§ **Task instructions**: From the entries below, pull out each line where "screenshot" appears.

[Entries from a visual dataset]
>> Begin

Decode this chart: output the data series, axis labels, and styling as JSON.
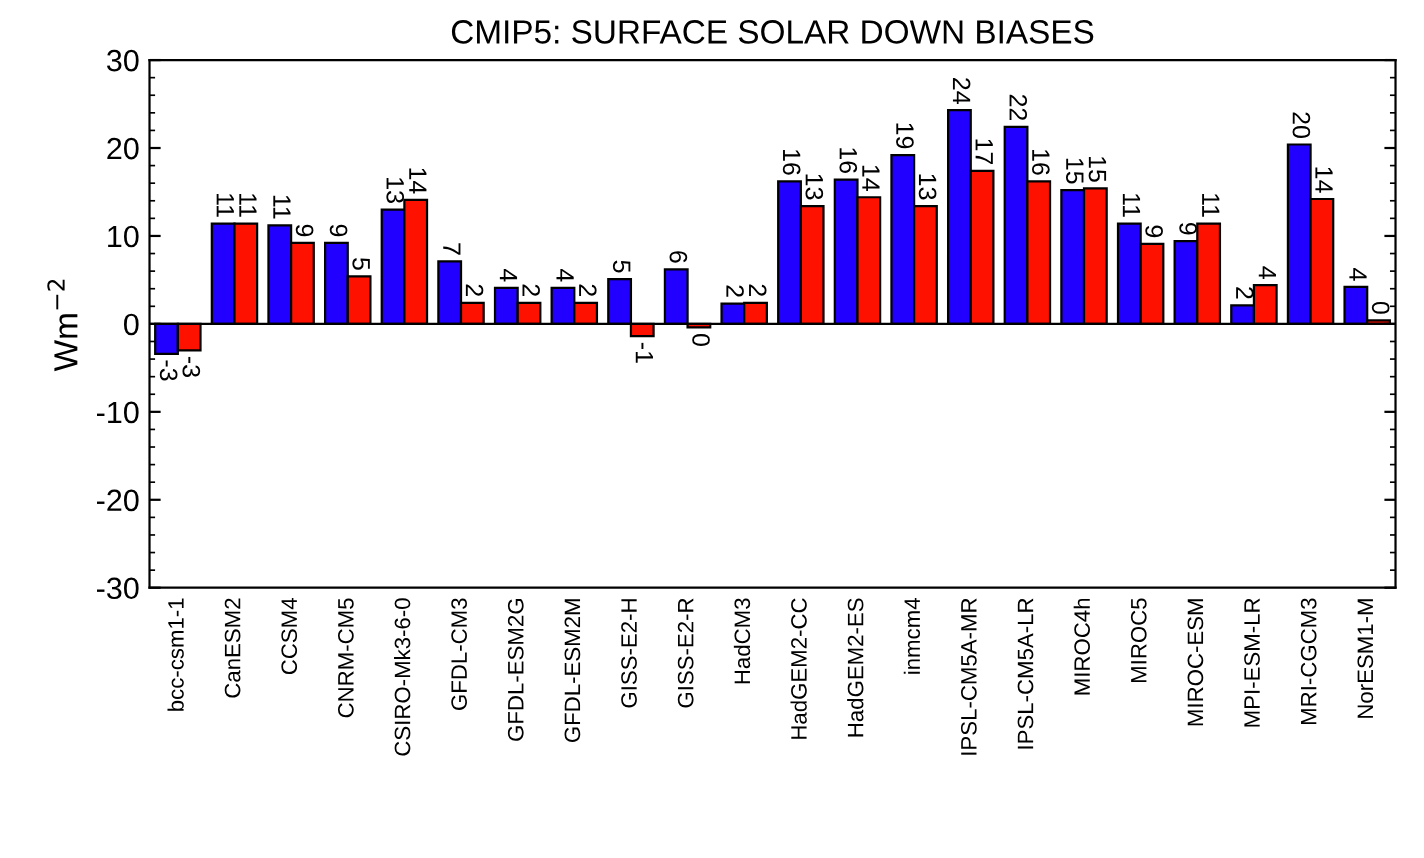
{
  "chart_data": {
    "type": "bar",
    "title": "CMIP5: SURFACE SOLAR DOWN BIASES",
    "ylabel": "Wm$^{−2}$",
    "categories": [
      "bcc-csm1-1",
      "CanESM2",
      "CCSM4",
      "CNRM-CM5",
      "CSIRO-Mk3-6-0",
      "GFDL-CM3",
      "GFDL-ESM2G",
      "GFDL-ESM2M",
      "GISS-E2-H",
      "GISS-E2-R",
      "HadCM3",
      "HadGEM2-CC",
      "HadGEM2-ES",
      "inmcm4",
      "IPSL-CM5A-MR",
      "IPSL-CM5A-LR",
      "MIROC4h",
      "MIROC5",
      "MIROC-ESM",
      "MPI-ESM-LR",
      "MRI-CGCM3",
      "NorESM1-M"
    ],
    "series": [
      {
        "color": "#2200ff",
        "values": [
          -3.4,
          11.4,
          11.2,
          9.2,
          13.0,
          7.1,
          4.1,
          4.1,
          5.1,
          6.2,
          2.3,
          16.2,
          16.4,
          19.2,
          24.3,
          22.4,
          15.2,
          11.4,
          9.4,
          2.1,
          20.4,
          4.2
        ],
        "value_labels": [
          "-3",
          "11",
          "11",
          "9",
          "13",
          "7",
          "4",
          "4",
          "5",
          "6",
          "2",
          "16",
          "16",
          "19",
          "24",
          "22",
          "15",
          "11",
          "9",
          "2",
          "20",
          "4"
        ]
      },
      {
        "color": "#ff1100",
        "values": [
          -3.0,
          11.4,
          9.2,
          5.4,
          14.1,
          2.4,
          2.4,
          2.4,
          -1.4,
          -0.4,
          2.4,
          13.4,
          14.4,
          13.4,
          17.4,
          16.2,
          15.4,
          9.1,
          11.4,
          4.4,
          14.2,
          0.4
        ],
        "value_labels": [
          "-3",
          "11",
          "9",
          "5",
          "14",
          "2",
          "2",
          "2",
          "-1",
          "0",
          "2",
          "13",
          "14",
          "13",
          "17",
          "16",
          "15",
          "9",
          "11",
          "4",
          "14",
          "0"
        ]
      }
    ],
    "ylim": [
      -30,
      30
    ],
    "yticks": [
      -30,
      -20,
      -10,
      0,
      10,
      20,
      30
    ],
    "grid": false,
    "ref_lines": [
      {
        "axis": "y",
        "value": 0,
        "color": "#000000"
      }
    ],
    "legend": false
  }
}
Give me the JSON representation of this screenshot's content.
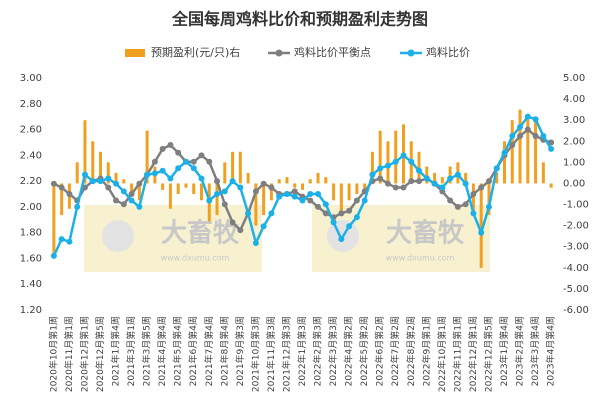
{
  "chart_data": {
    "type": "bar-line",
    "title": "全国每周鸡料比价和预期盈利走势图",
    "watermark": {
      "brand": "大畜牧",
      "site": "www.dxumu.com"
    },
    "categories": [
      "2020年10月第1周",
      null,
      "2020年11月第1周",
      null,
      "2020年12月第1周",
      null,
      "2020年12月第5周",
      null,
      "2021年1月第4周",
      null,
      "2021年3月第1周",
      null,
      "2021年3月第5周",
      null,
      "2021年4月第4周",
      null,
      "2021年5月第4周",
      null,
      "2021年6月第4周",
      null,
      "2021年7月第4周",
      null,
      "2021年8月第4周",
      null,
      "2021年9月第3周",
      null,
      "2021年10月第3周",
      null,
      "2021年11月第3周",
      null,
      "2021年12月第3周",
      null,
      "2022年1月第3周",
      null,
      "2022年2月第3周",
      null,
      "2022年3月第3周",
      null,
      "2022年4月第2周",
      null,
      "2022年5月第2周",
      null,
      "2022年6月第2周",
      null,
      "2022年7月第2周",
      null,
      "2022年8月第2周",
      null,
      "2022年9月第1周",
      null,
      "2022年10月第1周",
      null,
      "2022年11月第1周",
      null,
      "2022年12月第1周",
      null,
      "2022年12月第5周",
      null,
      "2023年1月第4周",
      null,
      "2023年2月第4周",
      null,
      "2023年3月第4周",
      null,
      "2023年4月第4周"
    ],
    "series": [
      {
        "name": "预期盈利(元/只)右",
        "kind": "bar",
        "axis": "y2",
        "color": "#f0a020",
        "values": [
          -3.5,
          -1.5,
          -1.2,
          1.0,
          3.0,
          2.0,
          1.5,
          1.0,
          0.5,
          0.2,
          -0.5,
          -0.8,
          2.5,
          0.8,
          -0.3,
          -1.2,
          -0.5,
          -0.2,
          -0.5,
          -0.8,
          -1.8,
          -1.5,
          1.0,
          1.5,
          1.5,
          0.5,
          -2.0,
          -1.5,
          -0.8,
          0.2,
          0.3,
          -0.2,
          -0.3,
          0.2,
          0.5,
          0.3,
          -0.8,
          -1.5,
          -0.8,
          -0.5,
          -0.3,
          1.5,
          2.5,
          2.0,
          2.5,
          2.8,
          2.0,
          1.5,
          0.8,
          0.5,
          0.3,
          0.8,
          1.0,
          0.5,
          -1.5,
          -4.0,
          -1.5,
          0.5,
          2.0,
          3.0,
          3.5,
          3.2,
          3.0,
          1.0,
          -0.2
        ]
      },
      {
        "name": "鸡料比价平衡点",
        "kind": "line",
        "color": "#7f7f7f",
        "values": [
          2.18,
          2.15,
          2.1,
          2.05,
          2.15,
          2.2,
          2.22,
          2.15,
          2.05,
          2.02,
          2.1,
          2.18,
          2.25,
          2.35,
          2.45,
          2.48,
          2.42,
          2.35,
          2.35,
          2.4,
          2.35,
          2.2,
          2.02,
          1.88,
          1.82,
          1.95,
          2.12,
          2.18,
          2.15,
          2.1,
          2.1,
          2.12,
          2.08,
          2.05,
          2.0,
          1.95,
          1.92,
          1.95,
          1.97,
          2.05,
          2.12,
          2.2,
          2.22,
          2.18,
          2.15,
          2.15,
          2.2,
          2.2,
          2.22,
          2.18,
          2.12,
          2.05,
          2.0,
          2.02,
          2.1,
          2.15,
          2.2,
          2.3,
          2.4,
          2.48,
          2.55,
          2.6,
          2.55,
          2.52,
          2.5
        ]
      },
      {
        "name": "鸡料比价",
        "kind": "line",
        "color": "#1cb0e8",
        "values": [
          1.62,
          1.75,
          1.73,
          2.0,
          2.25,
          2.2,
          2.2,
          2.22,
          2.18,
          2.12,
          2.05,
          2.0,
          2.25,
          2.26,
          2.28,
          2.22,
          2.3,
          2.35,
          2.3,
          2.22,
          2.05,
          2.1,
          2.12,
          2.2,
          2.15,
          1.95,
          1.72,
          1.85,
          1.95,
          2.08,
          2.1,
          2.08,
          2.05,
          2.1,
          2.1,
          2.02,
          1.88,
          1.75,
          1.85,
          1.92,
          2.05,
          2.25,
          2.3,
          2.32,
          2.35,
          2.4,
          2.35,
          2.28,
          2.22,
          2.18,
          2.15,
          2.22,
          2.25,
          2.18,
          1.95,
          1.8,
          2.0,
          2.3,
          2.42,
          2.55,
          2.62,
          2.7,
          2.68,
          2.55,
          2.45
        ]
      }
    ],
    "ylim": [
      1.2,
      3.0
    ],
    "yticks": [
      {
        "value": 1.2,
        "label": "1.20"
      },
      {
        "value": 1.4,
        "label": "1.40"
      },
      {
        "value": 1.6,
        "label": "1.60"
      },
      {
        "value": 1.8,
        "label": "1.80"
      },
      {
        "value": 2.0,
        "label": "2.00"
      },
      {
        "value": 2.2,
        "label": "2.20"
      },
      {
        "value": 2.4,
        "label": "2.40"
      },
      {
        "value": 2.6,
        "label": "2.60"
      },
      {
        "value": 2.8,
        "label": "2.80"
      },
      {
        "value": 3.0,
        "label": "3.00"
      }
    ],
    "y2lim": [
      -6,
      5
    ],
    "y2ticks": [
      {
        "value": -6,
        "label": "-6.00"
      },
      {
        "value": -5,
        "label": "-5.00"
      },
      {
        "value": -4,
        "label": "-4.00"
      },
      {
        "value": -3,
        "label": "-3.00"
      },
      {
        "value": -2,
        "label": "-2.00"
      },
      {
        "value": -1,
        "label": "-1.00"
      },
      {
        "value": 0,
        "label": "0.00"
      },
      {
        "value": 1,
        "label": "1.00"
      },
      {
        "value": 2,
        "label": "2.00"
      },
      {
        "value": 3,
        "label": "3.00"
      },
      {
        "value": 4,
        "label": "4.00"
      },
      {
        "value": 5,
        "label": "5.00"
      }
    ]
  }
}
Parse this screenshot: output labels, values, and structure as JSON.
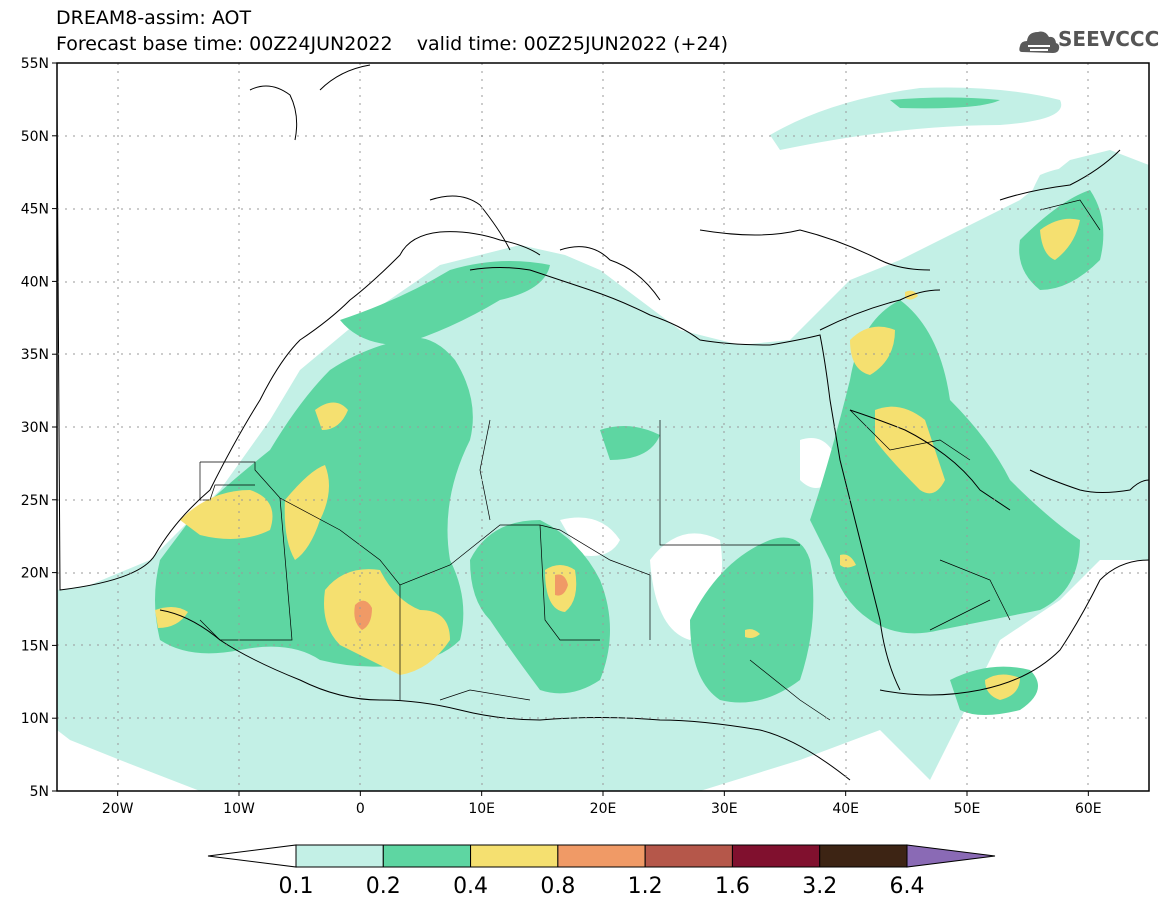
{
  "header": {
    "title_line1": "DREAM8-assim: AOT",
    "title_line2": "Forecast base time: 00Z24JUN2022    valid time: 00Z25JUN2022 (+24)",
    "logo_text": "SEEVCCC"
  },
  "map": {
    "lon_range": [
      -25,
      65
    ],
    "lat_range": [
      5,
      55
    ],
    "lat_ticks": [
      {
        "value": 55,
        "label": "55N"
      },
      {
        "value": 50,
        "label": "50N"
      },
      {
        "value": 45,
        "label": "45N"
      },
      {
        "value": 40,
        "label": "40N"
      },
      {
        "value": 35,
        "label": "35N"
      },
      {
        "value": 30,
        "label": "30N"
      },
      {
        "value": 25,
        "label": "25N"
      },
      {
        "value": 20,
        "label": "20N"
      },
      {
        "value": 15,
        "label": "15N"
      },
      {
        "value": 10,
        "label": "10N"
      },
      {
        "value": 5,
        "label": "5N"
      }
    ],
    "lon_ticks": [
      {
        "value": -20,
        "label": "20W"
      },
      {
        "value": -10,
        "label": "10W"
      },
      {
        "value": 0,
        "label": "0"
      },
      {
        "value": 10,
        "label": "10E"
      },
      {
        "value": 20,
        "label": "20E"
      },
      {
        "value": 30,
        "label": "30E"
      },
      {
        "value": 40,
        "label": "40E"
      },
      {
        "value": 50,
        "label": "50E"
      },
      {
        "value": 60,
        "label": "60E"
      }
    ]
  },
  "colorbar": {
    "levels": [
      "0.1",
      "0.2",
      "0.4",
      "0.8",
      "1.2",
      "1.6",
      "3.2",
      "6.4"
    ],
    "colors": [
      "#ffffff",
      "#c3f0e6",
      "#5ed6a2",
      "#f5e070",
      "#f09a66",
      "#b5574a",
      "#80102e",
      "#3d2414",
      "#8a6ab5"
    ]
  }
}
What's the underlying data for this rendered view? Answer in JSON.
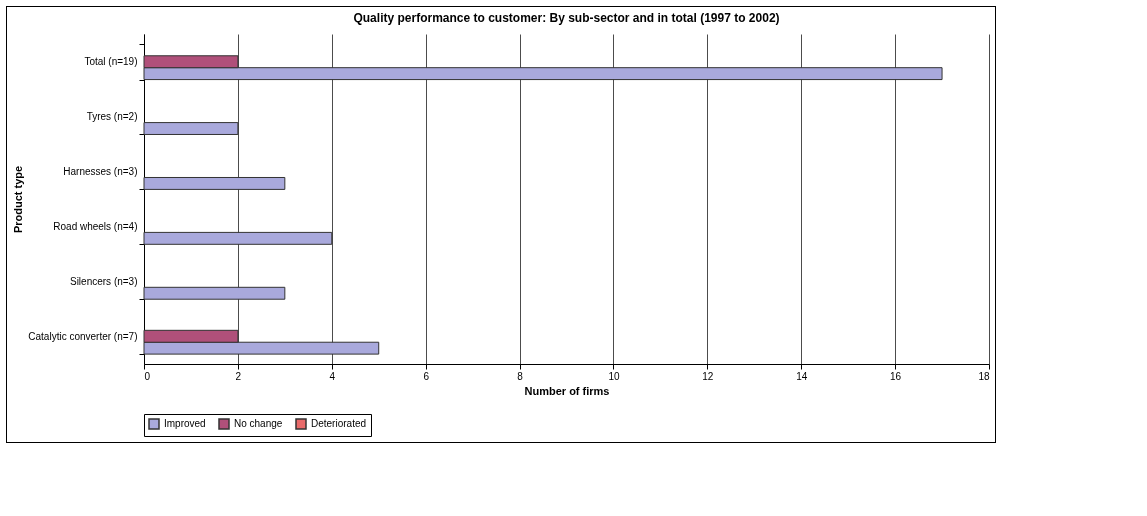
{
  "chart_data": {
    "type": "bar",
    "orientation": "horizontal",
    "title": "Quality performance to customer: By sub-sector and in total (1997 to 2002)",
    "xlabel": "Number of firms",
    "ylabel": "Product type",
    "categories": [
      "Total (n=19)",
      "Tyres (n=2)",
      "Harnesses (n=3)",
      "Road wheels (n=4)",
      "Silencers (n=3)",
      "Catalytic converter (n=7)"
    ],
    "series": [
      {
        "name": "Improved",
        "color": "#a9a9dc",
        "values": [
          17,
          2,
          3,
          4,
          3,
          5
        ]
      },
      {
        "name": "No change",
        "color": "#b0507a",
        "values": [
          2,
          0,
          0,
          0,
          0,
          2
        ]
      },
      {
        "name": "Deteriorated",
        "color": "#e86a6a",
        "values": [
          0,
          0,
          0,
          0,
          0,
          0
        ]
      }
    ],
    "xlim": [
      0,
      18
    ],
    "xticks": [
      0,
      2,
      4,
      6,
      8,
      10,
      12,
      14,
      16,
      18
    ],
    "grid": "x",
    "legend": "bottom"
  }
}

>> End

§ **Exercise response**:
Give me the JSON representation of this screenshot's content.
Parse this screenshot: output labels, values, and structure as JSON.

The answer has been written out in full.